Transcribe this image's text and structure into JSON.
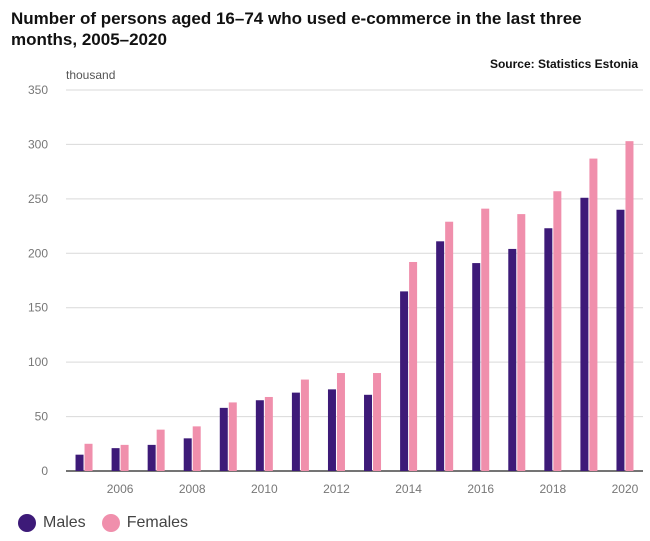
{
  "chart_data": {
    "type": "bar",
    "title": "Number of persons aged 16–74 who used e-commerce in the last three months, 2005–2020",
    "source": "Source: Statistics Estonia",
    "ylabel": "thousand",
    "xlabel": "",
    "ylim": [
      0,
      350
    ],
    "yticks": [
      0,
      50,
      100,
      150,
      200,
      250,
      300,
      350
    ],
    "grid": true,
    "legend_position": "bottom-left",
    "categories": [
      "2005",
      "2006",
      "2007",
      "2008",
      "2009",
      "2010",
      "2011",
      "2012",
      "2013",
      "2014",
      "2015",
      "2016",
      "2017",
      "2018",
      "2019",
      "2020"
    ],
    "xtick_labels": [
      "2006",
      "2008",
      "2010",
      "2012",
      "2014",
      "2016",
      "2018",
      "2020"
    ],
    "series": [
      {
        "name": "Males",
        "color": "#3d1a78",
        "values": [
          15,
          21,
          24,
          30,
          58,
          65,
          72,
          75,
          70,
          165,
          211,
          191,
          204,
          223,
          251,
          240
        ]
      },
      {
        "name": "Females",
        "color": "#f08fac",
        "values": [
          25,
          24,
          38,
          41,
          63,
          68,
          84,
          90,
          90,
          192,
          229,
          241,
          236,
          257,
          287,
          303
        ]
      }
    ]
  }
}
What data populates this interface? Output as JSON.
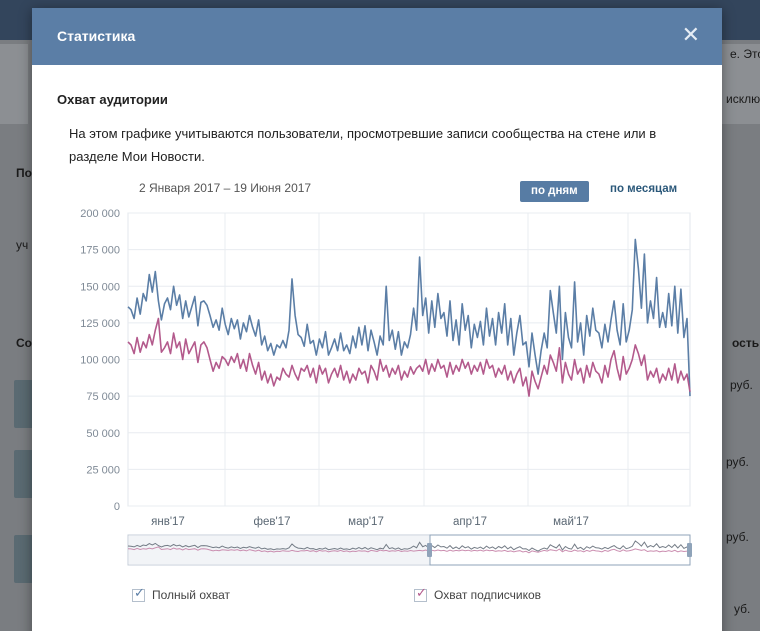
{
  "modal": {
    "title": "Статистика",
    "close_icon": "close-icon",
    "section_title": "Охват аудитории",
    "description": "На этом графике учитываются пользователи, просмотревшие записи сообщества на стене или в разделе Мои Новости.",
    "date_range": "2 Января 2017 – 19 Июня 2017",
    "btn_days": "по дням",
    "btn_months": "по месяцам",
    "legend": [
      {
        "label": "Полный охват",
        "checked": true,
        "color": "#5b7ea6"
      },
      {
        "label": "Охват подписчиков",
        "checked": true,
        "color": "#b35a8c"
      }
    ]
  },
  "background": {
    "fragments": [
      "е. Это",
      "исклю",
      "ость р",
      "руб.",
      "руб.",
      "руб.",
      "уб.",
      "По",
      "уч",
      "Со"
    ]
  },
  "chart_data": {
    "type": "line",
    "title": "",
    "ylim": [
      0,
      200000
    ],
    "yticks": [
      0,
      25000,
      50000,
      75000,
      100000,
      125000,
      150000,
      175000,
      200000
    ],
    "ytick_labels": [
      "0",
      "25 000",
      "50 000",
      "75 000",
      "100 000",
      "125 000",
      "150 000",
      "175 000",
      "200 000"
    ],
    "xlabels": [
      "янв'17",
      "фев'17",
      "мар'17",
      "апр'17",
      "май'17"
    ],
    "series": [
      {
        "name": "Полный охват",
        "color": "#5b7ea6",
        "values": [
          136000,
          134000,
          128000,
          142000,
          131000,
          145000,
          140000,
          158000,
          146000,
          160000,
          140000,
          127000,
          138000,
          142000,
          134000,
          150000,
          137000,
          144000,
          128000,
          140000,
          129000,
          136000,
          143000,
          123000,
          139000,
          140000,
          137000,
          130000,
          122000,
          127000,
          120000,
          135000,
          124000,
          117000,
          128000,
          121000,
          127000,
          114000,
          125000,
          119000,
          130000,
          122000,
          116000,
          127000,
          110000,
          116000,
          106000,
          111000,
          103000,
          110000,
          108000,
          113000,
          108000,
          120000,
          155000,
          130000,
          117000,
          115000,
          109000,
          124000,
          111000,
          113000,
          103000,
          114000,
          108000,
          119000,
          103000,
          108000,
          114000,
          106000,
          118000,
          106000,
          110000,
          104000,
          116000,
          108000,
          122000,
          110000,
          123000,
          106000,
          120000,
          112000,
          103000,
          116000,
          110000,
          150000,
          113000,
          120000,
          107000,
          119000,
          103000,
          112000,
          108000,
          117000,
          135000,
          120000,
          170000,
          130000,
          142000,
          118000,
          140000,
          122000,
          145000,
          128000,
          132000,
          116000,
          140000,
          113000,
          127000,
          110000,
          138000,
          120000,
          130000,
          108000,
          124000,
          115000,
          126000,
          110000,
          135000,
          116000,
          128000,
          110000,
          132000,
          118000,
          138000,
          110000,
          128000,
          103000,
          118000,
          130000,
          110000,
          112000,
          95000,
          118000,
          103000,
          90000,
          106000,
          118000,
          108000,
          147000,
          132000,
          118000,
          150000,
          100000,
          132000,
          115000,
          108000,
          153000,
          112000,
          125000,
          103000,
          130000,
          116000,
          135000,
          120000,
          118000,
          108000,
          124000,
          112000,
          127000,
          140000,
          120000,
          110000,
          138000,
          112000,
          120000,
          134000,
          182000,
          162000,
          135000,
          172000,
          125000,
          140000,
          128000,
          156000,
          122000,
          132000,
          122000,
          145000,
          123000,
          150000,
          118000,
          148000,
          115000,
          128000,
          75000
        ]
      },
      {
        "name": "Охват подписчиков",
        "color": "#b35a8c",
        "values": [
          112000,
          110000,
          104000,
          115000,
          105000,
          112000,
          108000,
          117000,
          110000,
          120000,
          128000,
          105000,
          108000,
          112000,
          104000,
          118000,
          108000,
          112000,
          100000,
          114000,
          104000,
          108000,
          112000,
          98000,
          110000,
          112000,
          108000,
          100000,
          92000,
          98000,
          94000,
          102000,
          100000,
          96000,
          102000,
          98000,
          104000,
          94000,
          100000,
          92000,
          104000,
          96000,
          90000,
          98000,
          86000,
          92000,
          84000,
          90000,
          82000,
          88000,
          86000,
          94000,
          90000,
          88000,
          96000,
          90000,
          86000,
          94000,
          92000,
          96000,
          88000,
          94000,
          84000,
          96000,
          90000,
          94000,
          84000,
          90000,
          94000,
          88000,
          96000,
          86000,
          92000,
          84000,
          90000,
          86000,
          94000,
          90000,
          92000,
          84000,
          96000,
          92000,
          86000,
          100000,
          92000,
          96000,
          88000,
          94000,
          90000,
          96000,
          86000,
          92000,
          88000,
          95000,
          90000,
          94000,
          96000,
          92000,
          100000,
          90000,
          97000,
          92000,
          100000,
          94000,
          96000,
          88000,
          98000,
          90000,
          96000,
          92000,
          100000,
          94000,
          98000,
          90000,
          96000,
          92000,
          98000,
          90000,
          100000,
          94000,
          96000,
          88000,
          94000,
          90000,
          96000,
          86000,
          92000,
          84000,
          90000,
          94000,
          82000,
          88000,
          75000,
          92000,
          85000,
          80000,
          88000,
          96000,
          90000,
          103000,
          98000,
          92000,
          108000,
          84000,
          98000,
          90000,
          86000,
          100000,
          90000,
          94000,
          84000,
          96000,
          88000,
          98000,
          92000,
          90000,
          84000,
          96000,
          88000,
          100000,
          106000,
          94000,
          86000,
          102000,
          90000,
          94000,
          100000,
          110000,
          104000,
          96000,
          103000,
          86000,
          92000,
          88000,
          94000,
          84000,
          90000,
          86000,
          94000,
          86000,
          97000,
          84000,
          92000,
          86000,
          90000,
          78000
        ]
      }
    ]
  }
}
---+---
Every entry should be returned exactly as written, minus the pictures.

= Task response =
Transcribe this image's text and structure into JSON.
{
  "chart_data": {
    "type": "bar",
    "title": "Number of persons aged 16–74 who used e-commerce in the last three months, 2005–2020",
    "source": "Source: Statistics Estonia",
    "ylabel": "thousand",
    "xlabel": "",
    "ylim": [
      0,
      350
    ],
    "yticks": [
      0,
      50,
      100,
      150,
      200,
      250,
      300,
      350
    ],
    "grid": true,
    "legend_position": "bottom-left",
    "categories": [
      "2005",
      "2006",
      "2007",
      "2008",
      "2009",
      "2010",
      "2011",
      "2012",
      "2013",
      "2014",
      "2015",
      "2016",
      "2017",
      "2018",
      "2019",
      "2020"
    ],
    "xtick_labels": [
      "2006",
      "2008",
      "2010",
      "2012",
      "2014",
      "2016",
      "2018",
      "2020"
    ],
    "series": [
      {
        "name": "Males",
        "color": "#3d1a78",
        "values": [
          15,
          21,
          24,
          30,
          58,
          65,
          72,
          75,
          70,
          165,
          211,
          191,
          204,
          223,
          251,
          240
        ]
      },
      {
        "name": "Females",
        "color": "#f08fac",
        "values": [
          25,
          24,
          38,
          41,
          63,
          68,
          84,
          90,
          90,
          192,
          229,
          241,
          236,
          257,
          287,
          303
        ]
      }
    ]
  }
}
What data populates this interface? Output as JSON.
{
  "modal": {
    "title": "Статистика",
    "close_icon": "close-icon",
    "section_title": "Охват аудитории",
    "description": "На этом графике учитываются пользователи, просмотревшие записи сообщества на стене или в разделе Мои Новости.",
    "date_range": "2 Января 2017 – 19 Июня 2017",
    "btn_days": "по дням",
    "btn_months": "по месяцам",
    "legend": [
      {
        "label": "Полный охват",
        "checked": true,
        "color": "#5b7ea6"
      },
      {
        "label": "Охват подписчиков",
        "checked": true,
        "color": "#b35a8c"
      }
    ]
  },
  "background": {
    "fragments": [
      "е. Это",
      "исклю",
      "ость р",
      "руб.",
      "руб.",
      "руб.",
      "уб.",
      "По",
      "уч",
      "Со"
    ]
  },
  "chart_data": {
    "type": "line",
    "title": "",
    "ylim": [
      0,
      200000
    ],
    "yticks": [
      0,
      25000,
      50000,
      75000,
      100000,
      125000,
      150000,
      175000,
      200000
    ],
    "ytick_labels": [
      "0",
      "25 000",
      "50 000",
      "75 000",
      "100 000",
      "125 000",
      "150 000",
      "175 000",
      "200 000"
    ],
    "xlabels": [
      "янв'17",
      "фев'17",
      "мар'17",
      "апр'17",
      "май'17"
    ],
    "series": [
      {
        "name": "Полный охват",
        "color": "#5b7ea6",
        "values": [
          136000,
          134000,
          128000,
          142000,
          131000,
          145000,
          140000,
          158000,
          146000,
          160000,
          140000,
          127000,
          138000,
          142000,
          134000,
          150000,
          137000,
          144000,
          128000,
          140000,
          129000,
          136000,
          143000,
          123000,
          139000,
          140000,
          137000,
          130000,
          122000,
          127000,
          120000,
          135000,
          124000,
          117000,
          128000,
          121000,
          127000,
          114000,
          125000,
          119000,
          130000,
          122000,
          116000,
          127000,
          110000,
          116000,
          106000,
          111000,
          103000,
          110000,
          108000,
          113000,
          108000,
          120000,
          155000,
          130000,
          117000,
          115000,
          109000,
          124000,
          111000,
          113000,
          103000,
          114000,
          108000,
          119000,
          103000,
          108000,
          114000,
          106000,
          118000,
          106000,
          110000,
          104000,
          116000,
          108000,
          122000,
          110000,
          123000,
          106000,
          120000,
          112000,
          103000,
          116000,
          110000,
          150000,
          113000,
          120000,
          107000,
          119000,
          103000,
          112000,
          108000,
          117000,
          135000,
          120000,
          170000,
          130000,
          142000,
          118000,
          140000,
          122000,
          145000,
          128000,
          132000,
          116000,
          140000,
          113000,
          127000,
          110000,
          138000,
          120000,
          130000,
          108000,
          124000,
          115000,
          126000,
          110000,
          135000,
          116000,
          128000,
          110000,
          132000,
          118000,
          138000,
          110000,
          128000,
          103000,
          118000,
          130000,
          110000,
          112000,
          95000,
          118000,
          103000,
          90000,
          106000,
          118000,
          108000,
          147000,
          132000,
          118000,
          150000,
          100000,
          132000,
          115000,
          108000,
          153000,
          112000,
          125000,
          103000,
          130000,
          116000,
          135000,
          120000,
          118000,
          108000,
          124000,
          112000,
          127000,
          140000,
          120000,
          110000,
          138000,
          112000,
          120000,
          134000,
          182000,
          162000,
          135000,
          172000,
          125000,
          140000,
          128000,
          156000,
          122000,
          132000,
          122000,
          145000,
          123000,
          150000,
          118000,
          148000,
          115000,
          128000,
          75000
        ]
      },
      {
        "name": "Охват подписчиков",
        "color": "#b35a8c",
        "values": [
          112000,
          110000,
          104000,
          115000,
          105000,
          112000,
          108000,
          117000,
          110000,
          120000,
          128000,
          105000,
          108000,
          112000,
          104000,
          118000,
          108000,
          112000,
          100000,
          114000,
          104000,
          108000,
          112000,
          98000,
          110000,
          112000,
          108000,
          100000,
          92000,
          98000,
          94000,
          102000,
          100000,
          96000,
          102000,
          98000,
          104000,
          94000,
          100000,
          92000,
          104000,
          96000,
          90000,
          98000,
          86000,
          92000,
          84000,
          90000,
          82000,
          88000,
          86000,
          94000,
          90000,
          88000,
          96000,
          90000,
          86000,
          94000,
          92000,
          96000,
          88000,
          94000,
          84000,
          96000,
          90000,
          94000,
          84000,
          90000,
          94000,
          88000,
          96000,
          86000,
          92000,
          84000,
          90000,
          86000,
          94000,
          90000,
          92000,
          84000,
          96000,
          92000,
          86000,
          100000,
          92000,
          96000,
          88000,
          94000,
          90000,
          96000,
          86000,
          92000,
          88000,
          95000,
          90000,
          94000,
          96000,
          92000,
          100000,
          90000,
          97000,
          92000,
          100000,
          94000,
          96000,
          88000,
          98000,
          90000,
          96000,
          92000,
          100000,
          94000,
          98000,
          90000,
          96000,
          92000,
          98000,
          90000,
          100000,
          94000,
          96000,
          88000,
          94000,
          90000,
          96000,
          86000,
          92000,
          84000,
          90000,
          94000,
          82000,
          88000,
          75000,
          92000,
          85000,
          80000,
          88000,
          96000,
          90000,
          103000,
          98000,
          92000,
          108000,
          84000,
          98000,
          90000,
          86000,
          100000,
          90000,
          94000,
          84000,
          96000,
          88000,
          98000,
          92000,
          90000,
          84000,
          96000,
          88000,
          100000,
          106000,
          94000,
          86000,
          102000,
          90000,
          94000,
          100000,
          110000,
          104000,
          96000,
          103000,
          86000,
          92000,
          88000,
          94000,
          84000,
          90000,
          86000,
          94000,
          86000,
          97000,
          84000,
          92000,
          86000,
          90000,
          78000
        ]
      }
    ]
  }
}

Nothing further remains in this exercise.